Items from a figure collection

===

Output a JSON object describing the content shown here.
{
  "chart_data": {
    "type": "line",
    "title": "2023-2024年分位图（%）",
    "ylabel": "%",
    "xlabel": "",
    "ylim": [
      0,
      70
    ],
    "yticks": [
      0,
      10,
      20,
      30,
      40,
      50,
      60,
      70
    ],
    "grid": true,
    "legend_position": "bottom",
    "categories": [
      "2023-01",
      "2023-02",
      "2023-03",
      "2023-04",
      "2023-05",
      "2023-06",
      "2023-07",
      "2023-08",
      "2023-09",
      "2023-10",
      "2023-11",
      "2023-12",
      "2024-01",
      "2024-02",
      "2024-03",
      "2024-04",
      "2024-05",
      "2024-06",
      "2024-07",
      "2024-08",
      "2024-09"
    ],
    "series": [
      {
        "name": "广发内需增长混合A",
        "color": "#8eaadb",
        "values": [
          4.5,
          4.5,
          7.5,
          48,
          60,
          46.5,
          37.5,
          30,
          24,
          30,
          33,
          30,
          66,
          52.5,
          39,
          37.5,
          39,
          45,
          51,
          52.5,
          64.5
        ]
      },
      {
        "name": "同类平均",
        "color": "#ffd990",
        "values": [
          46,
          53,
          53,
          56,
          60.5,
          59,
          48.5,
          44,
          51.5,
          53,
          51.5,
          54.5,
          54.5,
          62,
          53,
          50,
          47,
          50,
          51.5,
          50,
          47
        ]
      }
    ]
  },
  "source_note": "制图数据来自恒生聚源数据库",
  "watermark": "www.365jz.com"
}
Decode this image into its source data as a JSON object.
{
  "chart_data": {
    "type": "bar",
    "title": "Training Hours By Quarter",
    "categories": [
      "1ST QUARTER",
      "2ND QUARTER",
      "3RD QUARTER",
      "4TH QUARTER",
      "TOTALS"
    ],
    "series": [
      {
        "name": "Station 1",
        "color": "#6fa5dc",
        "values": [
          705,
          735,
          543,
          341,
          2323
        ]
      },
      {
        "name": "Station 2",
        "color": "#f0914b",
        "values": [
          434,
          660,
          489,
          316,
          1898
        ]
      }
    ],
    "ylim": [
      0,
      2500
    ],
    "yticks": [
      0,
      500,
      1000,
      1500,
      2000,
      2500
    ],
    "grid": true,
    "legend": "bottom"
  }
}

===

■ PROBLEM STATEMENT: Copy out the lines that hold "name".

■ RIGHT ANSWER:
        "name": "广发内需增长混合A",
        "name": "同类平均",
        "name": "Station 1",
        "name": "Station 2",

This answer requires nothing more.